▶ THE REQUEST:
Pictures aside, quote the whole listing exactly.
========================================================================
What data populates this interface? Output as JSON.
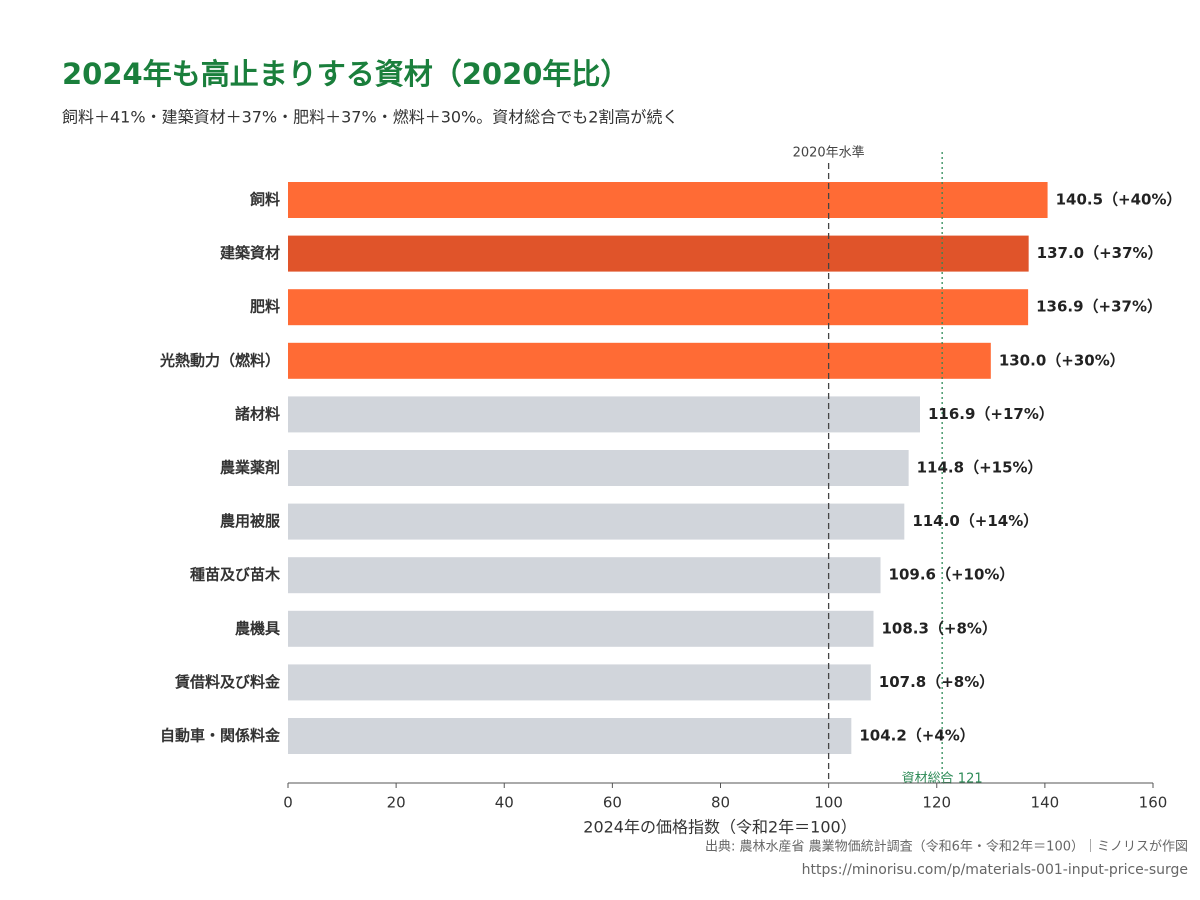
{
  "chart_data": {
    "type": "barh",
    "title": "2024年も高止まりする資材（2020年比）",
    "subtitle": "飼料＋41%・建築資材＋37%・肥料＋37%・燃料＋30%。資材総合でも2割高が続く",
    "xlabel": "2024年の価格指数（令和2年＝100）",
    "source": "出典: 農林水産省 農業物価統計調査（令和6年・令和2年＝100）｜ミノリスが作図",
    "url": "https://minorisu.com/p/materials-001-input-price-surge",
    "categories": [
      "飼料",
      "建築資材",
      "肥料",
      "光熱動力（燃料）",
      "諸材料",
      "農業薬剤",
      "農用被服",
      "種苗及び苗木",
      "農機具",
      "賃借料及び料金",
      "自動車・関係料金"
    ],
    "values": [
      140.5,
      137.0,
      136.9,
      130.0,
      116.9,
      114.8,
      114.0,
      109.6,
      108.3,
      107.8,
      104.2
    ],
    "value_labels": [
      "140.5（+40%）",
      "137.0（+37%）",
      "136.9（+37%）",
      "130.0（+30%）",
      "116.9（+17%）",
      "114.8（+15%）",
      "114.0（+14%）",
      "109.6（+10%）",
      "108.3（+8%）",
      "107.8（+8%）",
      "104.2（+4%）"
    ],
    "colors": [
      "#ff6b35",
      "#e0542a",
      "#ff6b35",
      "#ff6b35",
      "#d1d5db",
      "#d1d5db",
      "#d1d5db",
      "#d1d5db",
      "#d1d5db",
      "#d1d5db",
      "#d1d5db"
    ],
    "xlim": [
      0,
      160
    ],
    "xticks": [
      0,
      20,
      40,
      60,
      80,
      100,
      120,
      140,
      160
    ],
    "reference_lines": [
      {
        "value": 100,
        "label": "2020年水準",
        "color": "#444444",
        "style": "dashed"
      },
      {
        "value": 121,
        "label": "資材総合 121",
        "color": "#2e8b57",
        "style": "dotted"
      }
    ]
  }
}
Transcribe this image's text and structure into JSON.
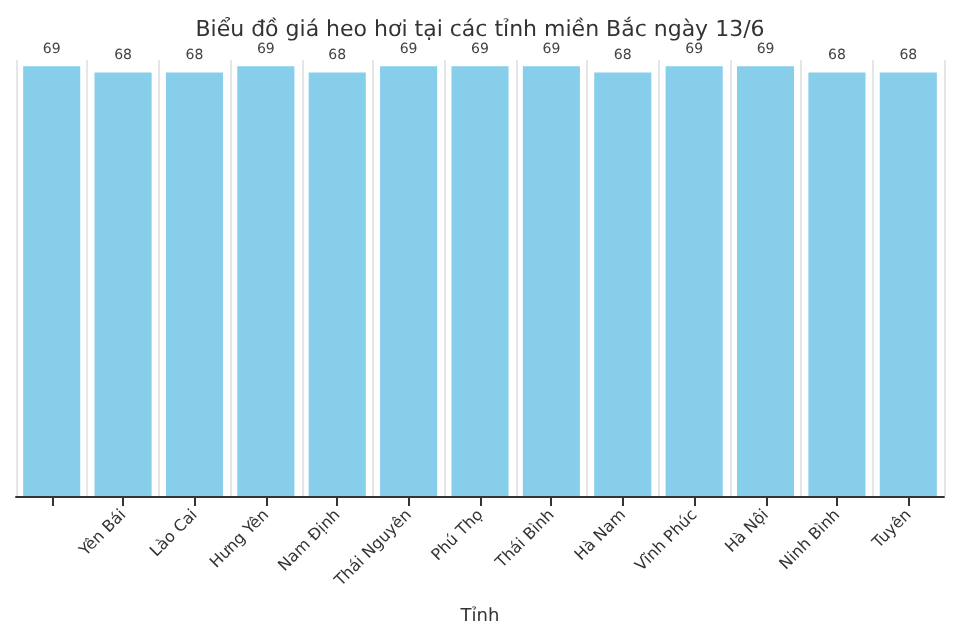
========================================================================
▶ OUTPUT:
What data populates this interface? Output as JSON.
{
  "chart_data": {
    "type": "barh",
    "title": "2024年も高止まりする資材（2020年比）",
    "subtitle": "飼料＋41%・建築資材＋37%・肥料＋37%・燃料＋30%。資材総合でも2割高が続く",
    "xlabel": "2024年の価格指数（令和2年＝100）",
    "source": "出典: 農林水産省 農業物価統計調査（令和6年・令和2年＝100）｜ミノリスが作図",
    "url": "https://minorisu.com/p/materials-001-input-price-surge",
    "categories": [
      "飼料",
      "建築資材",
      "肥料",
      "光熱動力（燃料）",
      "諸材料",
      "農業薬剤",
      "農用被服",
      "種苗及び苗木",
      "農機具",
      "賃借料及び料金",
      "自動車・関係料金"
    ],
    "values": [
      140.5,
      137.0,
      136.9,
      130.0,
      116.9,
      114.8,
      114.0,
      109.6,
      108.3,
      107.8,
      104.2
    ],
    "value_labels": [
      "140.5（+40%）",
      "137.0（+37%）",
      "136.9（+37%）",
      "130.0（+30%）",
      "116.9（+17%）",
      "114.8（+15%）",
      "114.0（+14%）",
      "109.6（+10%）",
      "108.3（+8%）",
      "107.8（+8%）",
      "104.2（+4%）"
    ],
    "colors": [
      "#ff6b35",
      "#e0542a",
      "#ff6b35",
      "#ff6b35",
      "#d1d5db",
      "#d1d5db",
      "#d1d5db",
      "#d1d5db",
      "#d1d5db",
      "#d1d5db",
      "#d1d5db"
    ],
    "xlim": [
      0,
      160
    ],
    "xticks": [
      0,
      20,
      40,
      60,
      80,
      100,
      120,
      140,
      160
    ],
    "reference_lines": [
      {
        "value": 100,
        "label": "2020年水準",
        "color": "#444444",
        "style": "dashed"
      },
      {
        "value": 121,
        "label": "資材総合 121",
        "color": "#2e8b57",
        "style": "dotted"
      }
    ]
  }
}
Transcribe this image's text and structure into JSON.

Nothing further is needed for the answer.